Data items:
++++++++++

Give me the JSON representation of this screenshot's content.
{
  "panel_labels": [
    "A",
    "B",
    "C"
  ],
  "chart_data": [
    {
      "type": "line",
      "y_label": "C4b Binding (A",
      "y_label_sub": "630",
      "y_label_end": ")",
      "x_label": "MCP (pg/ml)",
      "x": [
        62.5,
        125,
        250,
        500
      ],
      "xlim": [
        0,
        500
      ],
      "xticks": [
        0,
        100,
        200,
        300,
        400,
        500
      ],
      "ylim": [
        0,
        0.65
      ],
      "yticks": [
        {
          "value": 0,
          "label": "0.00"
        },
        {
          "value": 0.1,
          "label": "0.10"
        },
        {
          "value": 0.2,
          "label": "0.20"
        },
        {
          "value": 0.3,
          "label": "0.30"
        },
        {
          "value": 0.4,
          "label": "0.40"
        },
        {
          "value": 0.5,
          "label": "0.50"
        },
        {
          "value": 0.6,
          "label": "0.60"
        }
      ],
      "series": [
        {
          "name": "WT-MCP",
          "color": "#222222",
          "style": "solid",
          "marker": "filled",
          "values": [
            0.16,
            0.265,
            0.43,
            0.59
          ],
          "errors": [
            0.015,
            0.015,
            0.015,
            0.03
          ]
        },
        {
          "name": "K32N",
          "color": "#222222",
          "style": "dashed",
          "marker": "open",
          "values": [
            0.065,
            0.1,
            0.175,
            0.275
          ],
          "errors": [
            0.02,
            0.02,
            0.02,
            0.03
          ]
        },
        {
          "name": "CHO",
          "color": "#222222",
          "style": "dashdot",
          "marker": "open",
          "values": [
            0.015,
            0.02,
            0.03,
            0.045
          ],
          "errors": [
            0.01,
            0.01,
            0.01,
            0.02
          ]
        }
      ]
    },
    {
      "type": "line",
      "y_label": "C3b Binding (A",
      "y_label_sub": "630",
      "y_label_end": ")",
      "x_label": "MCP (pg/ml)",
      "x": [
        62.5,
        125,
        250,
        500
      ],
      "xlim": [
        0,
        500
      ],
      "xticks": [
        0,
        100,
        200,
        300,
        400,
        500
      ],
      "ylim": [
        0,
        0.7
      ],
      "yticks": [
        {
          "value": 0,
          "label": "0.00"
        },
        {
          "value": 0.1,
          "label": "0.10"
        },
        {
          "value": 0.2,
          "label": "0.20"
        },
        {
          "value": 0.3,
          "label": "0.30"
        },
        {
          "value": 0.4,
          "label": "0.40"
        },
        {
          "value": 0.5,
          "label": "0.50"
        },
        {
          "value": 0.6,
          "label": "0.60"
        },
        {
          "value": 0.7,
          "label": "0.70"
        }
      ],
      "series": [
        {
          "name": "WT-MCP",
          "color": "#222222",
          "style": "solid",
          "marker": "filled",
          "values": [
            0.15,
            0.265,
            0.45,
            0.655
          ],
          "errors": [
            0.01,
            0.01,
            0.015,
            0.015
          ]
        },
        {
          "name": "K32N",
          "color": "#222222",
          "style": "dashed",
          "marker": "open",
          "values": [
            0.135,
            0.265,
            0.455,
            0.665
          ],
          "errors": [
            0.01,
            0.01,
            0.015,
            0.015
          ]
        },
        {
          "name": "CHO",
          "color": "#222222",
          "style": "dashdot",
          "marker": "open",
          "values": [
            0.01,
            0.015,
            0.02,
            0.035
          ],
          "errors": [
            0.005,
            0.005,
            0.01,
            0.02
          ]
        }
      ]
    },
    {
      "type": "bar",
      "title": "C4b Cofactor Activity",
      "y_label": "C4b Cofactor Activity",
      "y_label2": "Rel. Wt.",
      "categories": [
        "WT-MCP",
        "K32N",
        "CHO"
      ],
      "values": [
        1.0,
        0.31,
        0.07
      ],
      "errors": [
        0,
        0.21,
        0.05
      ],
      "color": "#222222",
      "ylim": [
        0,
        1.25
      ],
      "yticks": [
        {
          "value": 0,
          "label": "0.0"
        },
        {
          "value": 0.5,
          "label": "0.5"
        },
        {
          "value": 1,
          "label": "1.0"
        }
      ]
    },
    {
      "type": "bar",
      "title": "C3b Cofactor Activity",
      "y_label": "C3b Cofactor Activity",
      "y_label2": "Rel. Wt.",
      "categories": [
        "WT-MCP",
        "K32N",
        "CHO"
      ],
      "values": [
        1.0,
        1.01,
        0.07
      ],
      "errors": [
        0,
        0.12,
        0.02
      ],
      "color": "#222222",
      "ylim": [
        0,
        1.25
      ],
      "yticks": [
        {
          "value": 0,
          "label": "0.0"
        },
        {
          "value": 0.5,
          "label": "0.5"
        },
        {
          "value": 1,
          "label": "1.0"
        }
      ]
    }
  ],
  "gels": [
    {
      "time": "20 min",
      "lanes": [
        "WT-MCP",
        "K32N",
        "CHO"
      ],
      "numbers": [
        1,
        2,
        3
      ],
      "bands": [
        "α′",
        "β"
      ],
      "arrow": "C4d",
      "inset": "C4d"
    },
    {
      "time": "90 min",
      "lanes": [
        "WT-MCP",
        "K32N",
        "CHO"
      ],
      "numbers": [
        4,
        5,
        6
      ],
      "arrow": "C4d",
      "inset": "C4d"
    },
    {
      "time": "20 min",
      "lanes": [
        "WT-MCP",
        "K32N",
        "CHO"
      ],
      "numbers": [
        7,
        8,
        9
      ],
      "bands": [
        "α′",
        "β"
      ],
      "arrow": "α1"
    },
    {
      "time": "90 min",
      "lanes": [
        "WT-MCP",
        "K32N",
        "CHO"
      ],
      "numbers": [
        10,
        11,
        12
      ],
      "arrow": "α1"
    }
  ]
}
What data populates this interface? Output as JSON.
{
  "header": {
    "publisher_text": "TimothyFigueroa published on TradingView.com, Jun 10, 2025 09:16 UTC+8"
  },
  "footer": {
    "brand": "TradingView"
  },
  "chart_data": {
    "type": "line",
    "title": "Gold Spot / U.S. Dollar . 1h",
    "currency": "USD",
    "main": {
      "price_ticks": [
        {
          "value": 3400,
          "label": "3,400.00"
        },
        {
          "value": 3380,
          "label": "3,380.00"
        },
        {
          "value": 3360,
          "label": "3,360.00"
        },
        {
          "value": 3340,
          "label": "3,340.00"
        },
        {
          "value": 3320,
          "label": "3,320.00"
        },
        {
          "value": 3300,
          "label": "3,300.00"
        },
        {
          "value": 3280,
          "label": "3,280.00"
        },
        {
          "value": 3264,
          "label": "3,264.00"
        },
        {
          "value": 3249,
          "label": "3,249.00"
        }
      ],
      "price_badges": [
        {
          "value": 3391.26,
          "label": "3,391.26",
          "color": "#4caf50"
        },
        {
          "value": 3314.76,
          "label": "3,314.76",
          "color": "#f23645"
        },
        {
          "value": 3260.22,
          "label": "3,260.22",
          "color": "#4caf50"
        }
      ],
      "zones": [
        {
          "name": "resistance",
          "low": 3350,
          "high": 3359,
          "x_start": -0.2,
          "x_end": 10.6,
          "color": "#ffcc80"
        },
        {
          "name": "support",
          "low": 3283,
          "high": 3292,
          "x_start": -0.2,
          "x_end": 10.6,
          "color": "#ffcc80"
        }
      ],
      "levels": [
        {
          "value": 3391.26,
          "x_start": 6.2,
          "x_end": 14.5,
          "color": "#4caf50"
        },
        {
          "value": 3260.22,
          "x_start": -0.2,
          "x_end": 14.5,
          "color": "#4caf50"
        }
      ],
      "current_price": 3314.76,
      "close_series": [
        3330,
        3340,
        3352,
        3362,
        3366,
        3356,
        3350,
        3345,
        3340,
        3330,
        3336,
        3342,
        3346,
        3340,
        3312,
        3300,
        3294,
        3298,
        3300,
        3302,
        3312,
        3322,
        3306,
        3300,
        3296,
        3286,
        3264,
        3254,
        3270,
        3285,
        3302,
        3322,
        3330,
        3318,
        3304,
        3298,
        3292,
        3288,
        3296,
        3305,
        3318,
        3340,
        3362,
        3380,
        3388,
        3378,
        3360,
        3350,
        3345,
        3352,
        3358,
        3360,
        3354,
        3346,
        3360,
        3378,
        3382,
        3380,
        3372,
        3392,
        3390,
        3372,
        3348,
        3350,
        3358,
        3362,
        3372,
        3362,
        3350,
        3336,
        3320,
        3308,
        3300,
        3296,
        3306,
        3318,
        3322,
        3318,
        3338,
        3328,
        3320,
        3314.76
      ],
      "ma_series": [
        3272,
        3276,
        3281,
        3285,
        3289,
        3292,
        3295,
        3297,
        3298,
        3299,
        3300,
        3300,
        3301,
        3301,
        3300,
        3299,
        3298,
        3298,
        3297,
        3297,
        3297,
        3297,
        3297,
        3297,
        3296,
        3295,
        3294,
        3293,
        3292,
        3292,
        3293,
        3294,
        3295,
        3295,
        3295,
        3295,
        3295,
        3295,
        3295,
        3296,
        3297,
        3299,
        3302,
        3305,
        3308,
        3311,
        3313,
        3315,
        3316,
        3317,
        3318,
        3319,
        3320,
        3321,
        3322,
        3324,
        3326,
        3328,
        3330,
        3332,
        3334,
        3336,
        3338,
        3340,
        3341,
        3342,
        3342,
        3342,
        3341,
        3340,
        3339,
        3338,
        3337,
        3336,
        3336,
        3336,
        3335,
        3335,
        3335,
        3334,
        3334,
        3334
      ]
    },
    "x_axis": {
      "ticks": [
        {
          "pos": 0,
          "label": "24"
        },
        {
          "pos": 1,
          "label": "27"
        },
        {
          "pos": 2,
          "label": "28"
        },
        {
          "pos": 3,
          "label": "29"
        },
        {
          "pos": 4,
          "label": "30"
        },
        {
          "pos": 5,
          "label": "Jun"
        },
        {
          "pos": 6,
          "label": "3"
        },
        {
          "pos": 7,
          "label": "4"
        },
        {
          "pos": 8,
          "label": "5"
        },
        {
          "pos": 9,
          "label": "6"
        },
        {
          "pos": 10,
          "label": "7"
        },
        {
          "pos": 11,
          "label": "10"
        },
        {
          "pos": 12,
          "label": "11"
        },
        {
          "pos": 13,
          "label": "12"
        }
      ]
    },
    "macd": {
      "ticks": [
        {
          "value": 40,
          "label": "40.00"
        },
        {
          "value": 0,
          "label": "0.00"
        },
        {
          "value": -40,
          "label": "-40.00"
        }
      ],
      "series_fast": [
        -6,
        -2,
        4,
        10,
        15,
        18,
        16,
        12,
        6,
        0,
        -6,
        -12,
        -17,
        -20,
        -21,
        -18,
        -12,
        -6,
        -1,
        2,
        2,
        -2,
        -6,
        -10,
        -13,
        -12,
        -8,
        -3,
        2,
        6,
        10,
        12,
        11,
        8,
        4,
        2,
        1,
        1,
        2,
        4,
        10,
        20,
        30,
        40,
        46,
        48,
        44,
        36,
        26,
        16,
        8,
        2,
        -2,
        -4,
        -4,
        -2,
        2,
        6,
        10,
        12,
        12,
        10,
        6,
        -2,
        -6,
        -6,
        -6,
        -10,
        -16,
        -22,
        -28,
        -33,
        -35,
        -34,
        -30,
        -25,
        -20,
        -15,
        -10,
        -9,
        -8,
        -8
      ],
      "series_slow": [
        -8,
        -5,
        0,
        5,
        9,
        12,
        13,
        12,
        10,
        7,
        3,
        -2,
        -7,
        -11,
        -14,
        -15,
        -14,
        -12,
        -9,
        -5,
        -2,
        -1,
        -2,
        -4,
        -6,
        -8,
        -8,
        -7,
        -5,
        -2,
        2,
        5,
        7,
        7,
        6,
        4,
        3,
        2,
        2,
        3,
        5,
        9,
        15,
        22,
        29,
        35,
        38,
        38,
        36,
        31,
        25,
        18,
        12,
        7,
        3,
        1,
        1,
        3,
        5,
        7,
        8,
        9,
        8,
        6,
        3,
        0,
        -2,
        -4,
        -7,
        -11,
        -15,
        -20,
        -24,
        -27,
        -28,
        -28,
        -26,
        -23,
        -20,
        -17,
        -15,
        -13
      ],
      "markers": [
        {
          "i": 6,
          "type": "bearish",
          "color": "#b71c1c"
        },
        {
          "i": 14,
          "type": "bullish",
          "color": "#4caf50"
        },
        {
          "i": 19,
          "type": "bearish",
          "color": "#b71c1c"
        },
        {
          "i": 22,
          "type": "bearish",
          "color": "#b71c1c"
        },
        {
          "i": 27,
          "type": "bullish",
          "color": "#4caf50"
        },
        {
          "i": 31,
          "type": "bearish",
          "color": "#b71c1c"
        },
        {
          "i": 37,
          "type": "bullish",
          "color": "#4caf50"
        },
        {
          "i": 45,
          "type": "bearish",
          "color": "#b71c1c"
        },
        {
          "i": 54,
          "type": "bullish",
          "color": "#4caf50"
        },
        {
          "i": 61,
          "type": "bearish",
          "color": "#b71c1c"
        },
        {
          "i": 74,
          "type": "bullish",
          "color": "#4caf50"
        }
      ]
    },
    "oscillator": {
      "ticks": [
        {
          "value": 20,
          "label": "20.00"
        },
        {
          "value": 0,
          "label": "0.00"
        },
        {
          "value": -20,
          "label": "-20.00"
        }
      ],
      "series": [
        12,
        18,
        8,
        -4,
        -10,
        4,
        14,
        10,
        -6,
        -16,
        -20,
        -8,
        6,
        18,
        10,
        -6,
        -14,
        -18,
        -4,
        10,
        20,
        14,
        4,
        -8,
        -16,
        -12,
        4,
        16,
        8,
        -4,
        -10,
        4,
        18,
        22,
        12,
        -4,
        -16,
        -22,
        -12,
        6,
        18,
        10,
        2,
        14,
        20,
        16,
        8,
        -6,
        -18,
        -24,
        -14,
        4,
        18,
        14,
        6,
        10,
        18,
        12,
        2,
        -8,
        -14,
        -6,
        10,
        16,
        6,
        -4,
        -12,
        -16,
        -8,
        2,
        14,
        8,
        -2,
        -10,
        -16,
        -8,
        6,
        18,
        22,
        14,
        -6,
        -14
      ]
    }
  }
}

++++++++++

[What you will do] Pick out all the lines with the word "TradingView" in them and copy them.

[Exercise output]
    "publisher_text": "TimothyFigueroa published on TradingView.com, Jun 10, 2025 09:16 UTC+8"
    "brand": "TradingView"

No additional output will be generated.